Quote every line below exactly and skip any picture.

**Data for this task**
##########
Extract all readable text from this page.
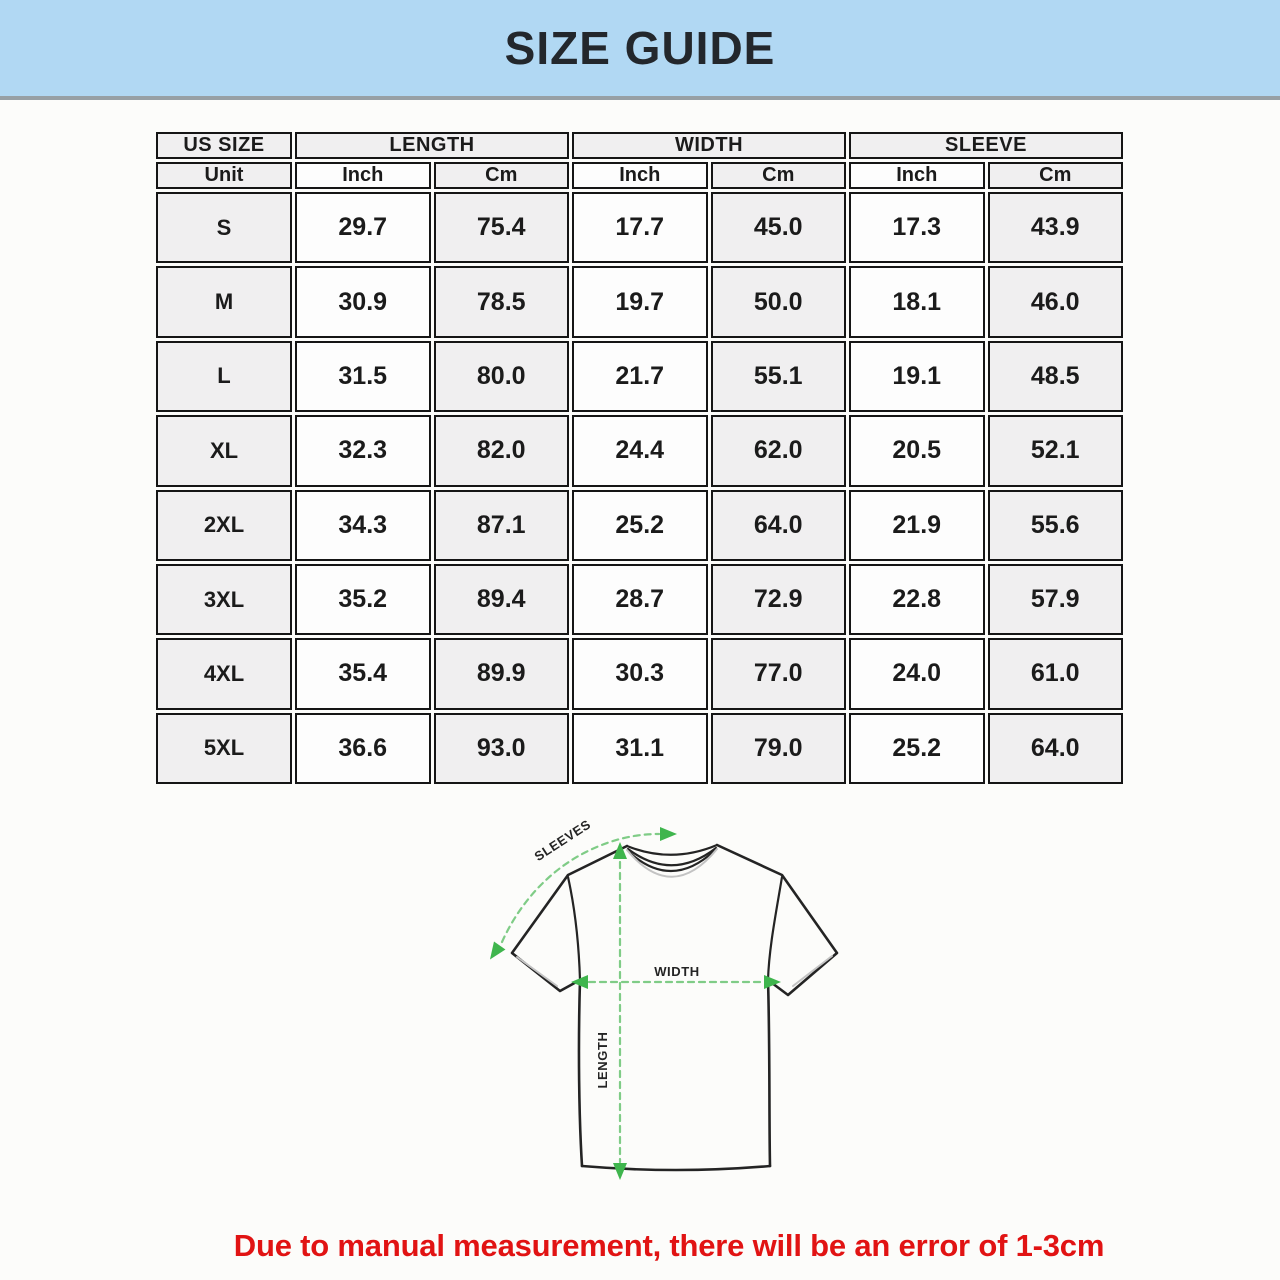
SIZE GUIDE
US SIZE	LENGTH		WIDTH		SLEEVE	
Unit	Inch	Cm	Inch	Cm	Inch	Cm
S	29.7	75.4	17.7	45.0	17.3	43.9
M	30.9	78.5	19.7	50.0	18.1	46.0
L	31.5	80.0	21.7	55.1	19.1	48.5
XL	32.3	82.0	24.4	62.0	20.5	52.1
2XL	34.3	87.1	25.2	64.0	21.9	55.6
3XL	35.2	89.4	28.7	72.9	22.8	57.9
4XL	35.4	89.9	30.3	77.0	24.0	61.0
5XL	36.6	93.0	31.1	79.0	25.2	64.0
SLEEVES
WIDTH
LENGTH
Due to manual measurement, there will be an error of 1-3cm
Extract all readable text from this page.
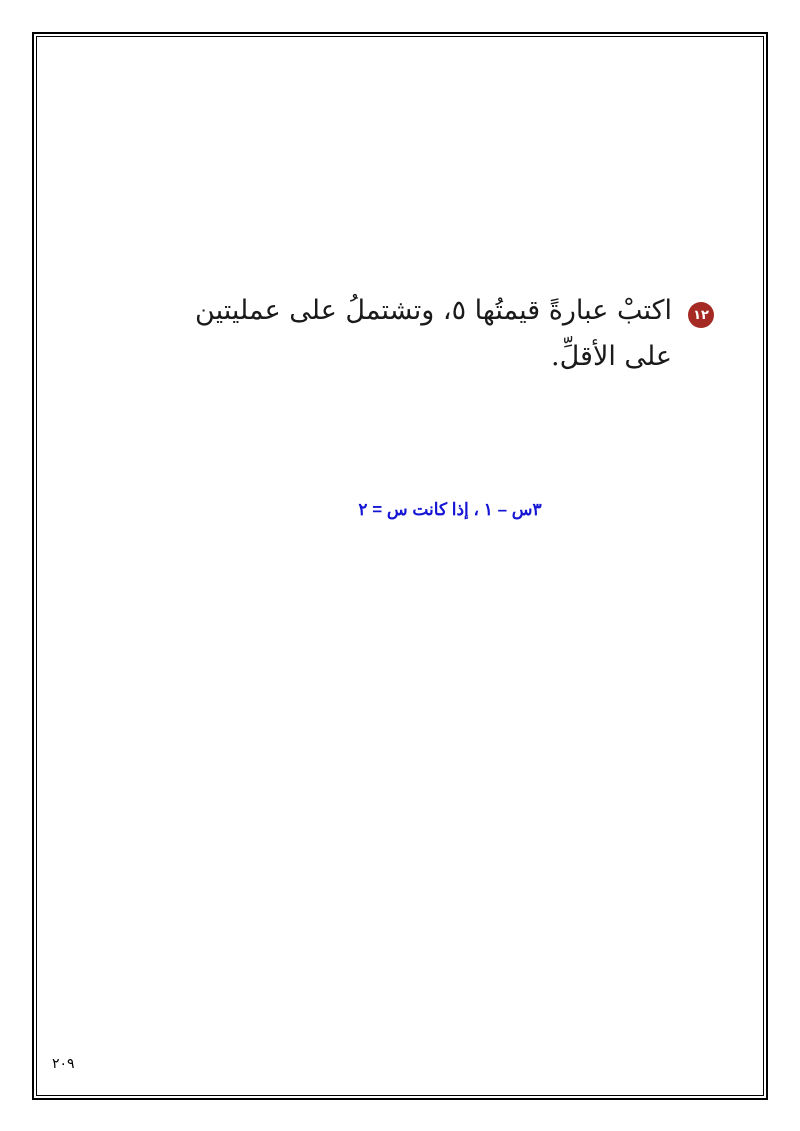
١٢
اكتبْ عبارةً قيمتُها ٥، وتشتملُ على عمليتين
على الأقلِّ.
٣س – ١ ، إذا كانت س = ٢
٢٠٩
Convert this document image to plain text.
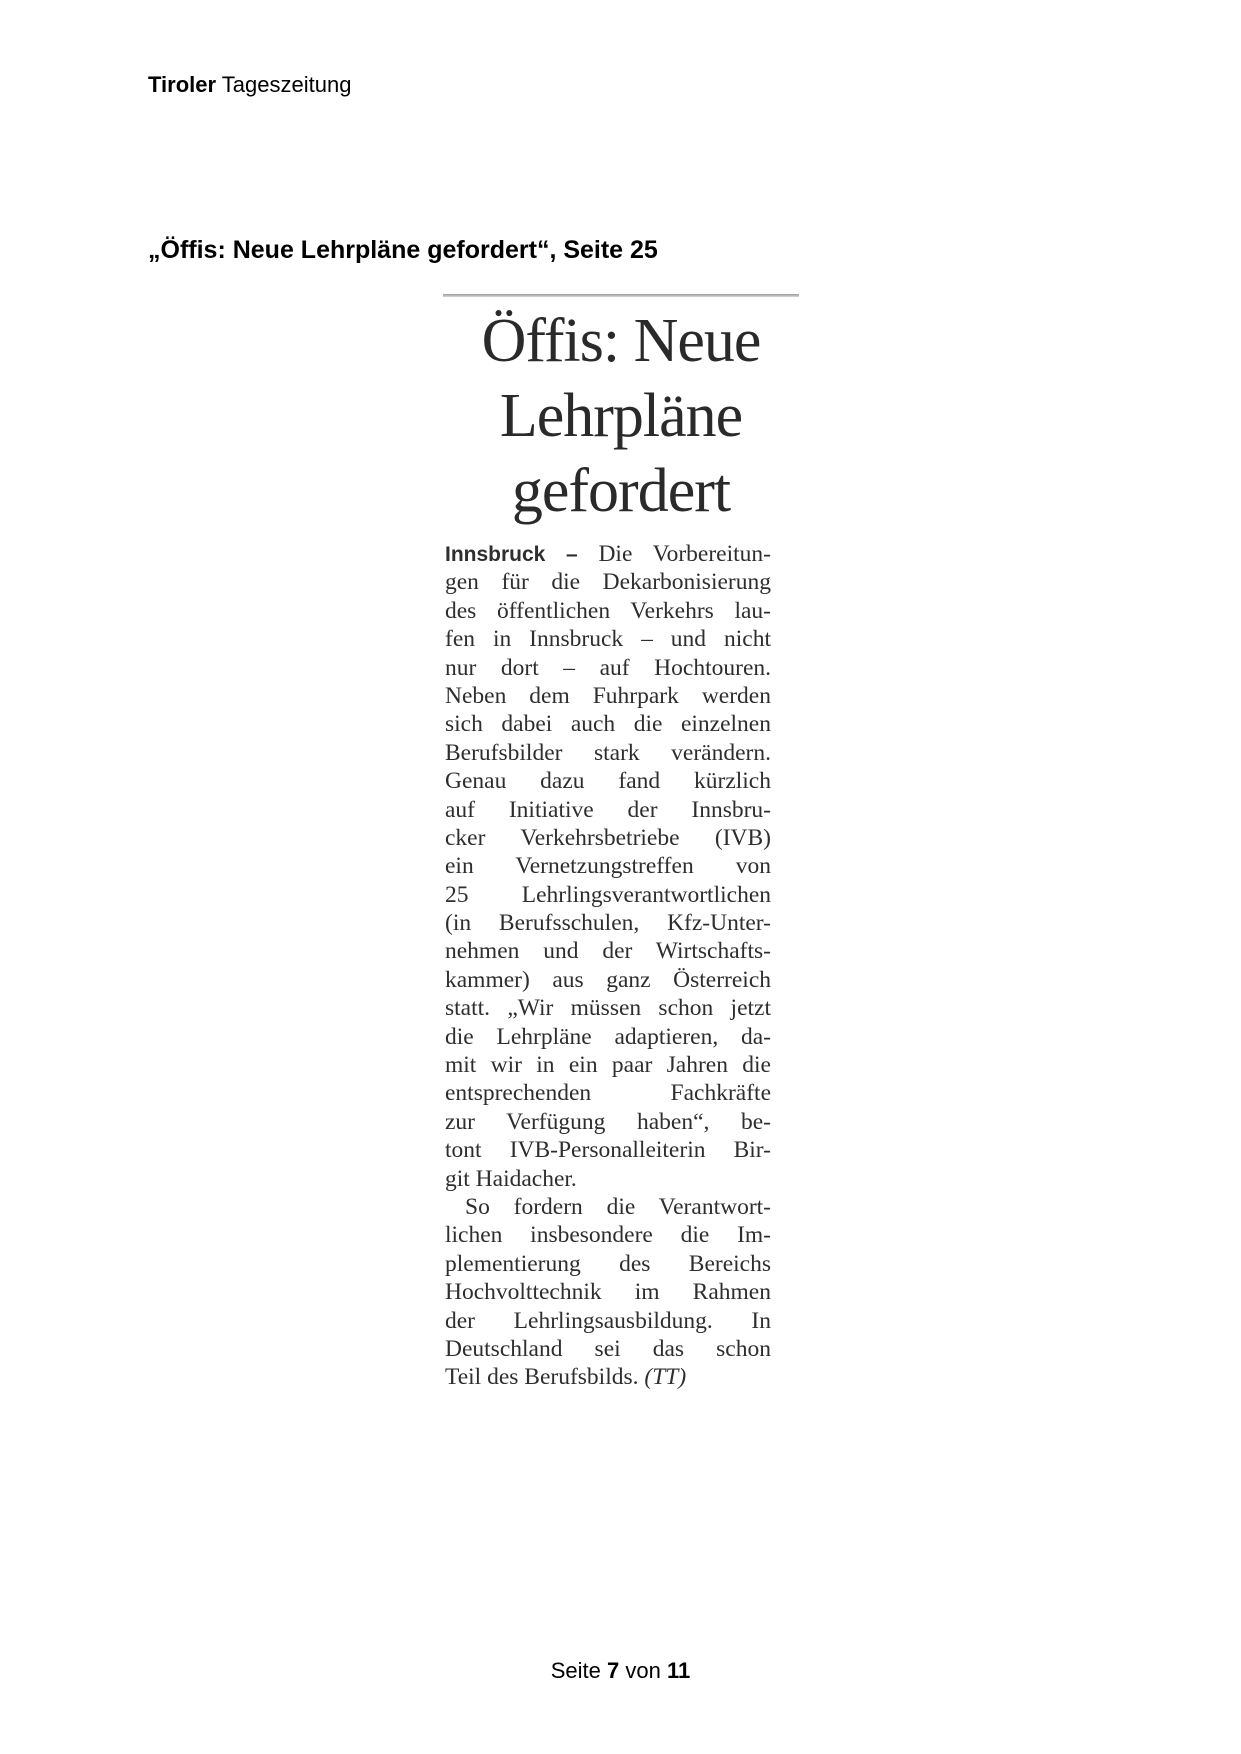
Tiroler Tageszeitung
„Öffis: Neue Lehrpläne gefordert“, Seite 25
Öffis: Neue
Lehrpläne
gefordert
Innsbruck – Die Vorbereitun-
gen für die Dekarbonisierung
des öffentlichen Verkehrs lau-
fen in Innsbruck – und nicht
nur dort – auf Hochtouren.
Neben dem Fuhrpark werden
sich dabei auch die einzelnen
Berufsbilder stark verändern.
Genau dazu fand kürzlich
auf Initiative der Innsbru-
cker Verkehrsbetriebe (IVB)
ein Vernetzungstreffen von
25 Lehrlingsverantwortlichen
(in Berufsschulen, Kfz-Unter-
nehmen und der Wirtschafts-
kammer) aus ganz Österreich
statt. „Wir müssen schon jetzt
die Lehrpläne adaptieren, da-
mit wir in ein paar Jahren die
entsprechenden Fachkräfte
zur Verfügung haben“, be-
tont IVB-Personalleiterin Bir-
git Haidacher.
So fordern die Verantwort-
lichen insbesondere die Im-
plementierung des Bereichs
Hochvolttechnik im Rahmen
der Lehrlingsausbildung. In
Deutschland sei das schon
Teil des Berufsbilds. (TT)
Seite 7 von 11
##########
**Answer**
Extract all readable text from this page.
SIZE GUIDE
US SIZE	LENGTH		WIDTH		SLEEVE	
Unit	Inch	Cm	Inch	Cm	Inch	Cm
S	29.7	75.4	17.7	45.0	17.3	43.9
M	30.9	78.5	19.7	50.0	18.1	46.0
L	31.5	80.0	21.7	55.1	19.1	48.5
XL	32.3	82.0	24.4	62.0	20.5	52.1
2XL	34.3	87.1	25.2	64.0	21.9	55.6
3XL	35.2	89.4	28.7	72.9	22.8	57.9
4XL	35.4	89.9	30.3	77.0	24.0	61.0
5XL	36.6	93.0	31.1	79.0	25.2	64.0
SLEEVES
WIDTH
LENGTH
Due to manual measurement, there will be an error of 1-3cm
Extract all readable text from this page.
١٢
اكتبْ عبارةً قيمتُها ٥، وتشتملُ على عمليتين
على الأقلِّ.
٣س – ١ ، إذا كانت س = ٢
٢٠٩
Convert this document image to plain text.
Tiroler Tageszeitung
„Öffis: Neue Lehrpläne gefordert“, Seite 25
Öffis: Neue
Lehrpläne
gefordert
Innsbruck – Die Vorbereitun-
gen für die Dekarbonisierung
des öffentlichen Verkehrs lau-
fen in Innsbruck – und nicht
nur dort – auf Hochtouren.
Neben dem Fuhrpark werden
sich dabei auch die einzelnen
Berufsbilder stark verändern.
Genau dazu fand kürzlich
auf Initiative der Innsbru-
cker Verkehrsbetriebe (IVB)
ein Vernetzungstreffen von
25 Lehrlingsverantwortlichen
(in Berufsschulen, Kfz-Unter-
nehmen und der Wirtschafts-
kammer) aus ganz Österreich
statt. „Wir müssen schon jetzt
die Lehrpläne adaptieren, da-
mit wir in ein paar Jahren die
entsprechenden Fachkräfte
zur Verfügung haben“, be-
tont IVB-Personalleiterin Bir-
git Haidacher.
So fordern die Verantwort-
lichen insbesondere die Im-
plementierung des Bereichs
Hochvolttechnik im Rahmen
der Lehrlingsausbildung. In
Deutschland sei das schon
Teil des Berufsbilds. (TT)
Seite 7 von 11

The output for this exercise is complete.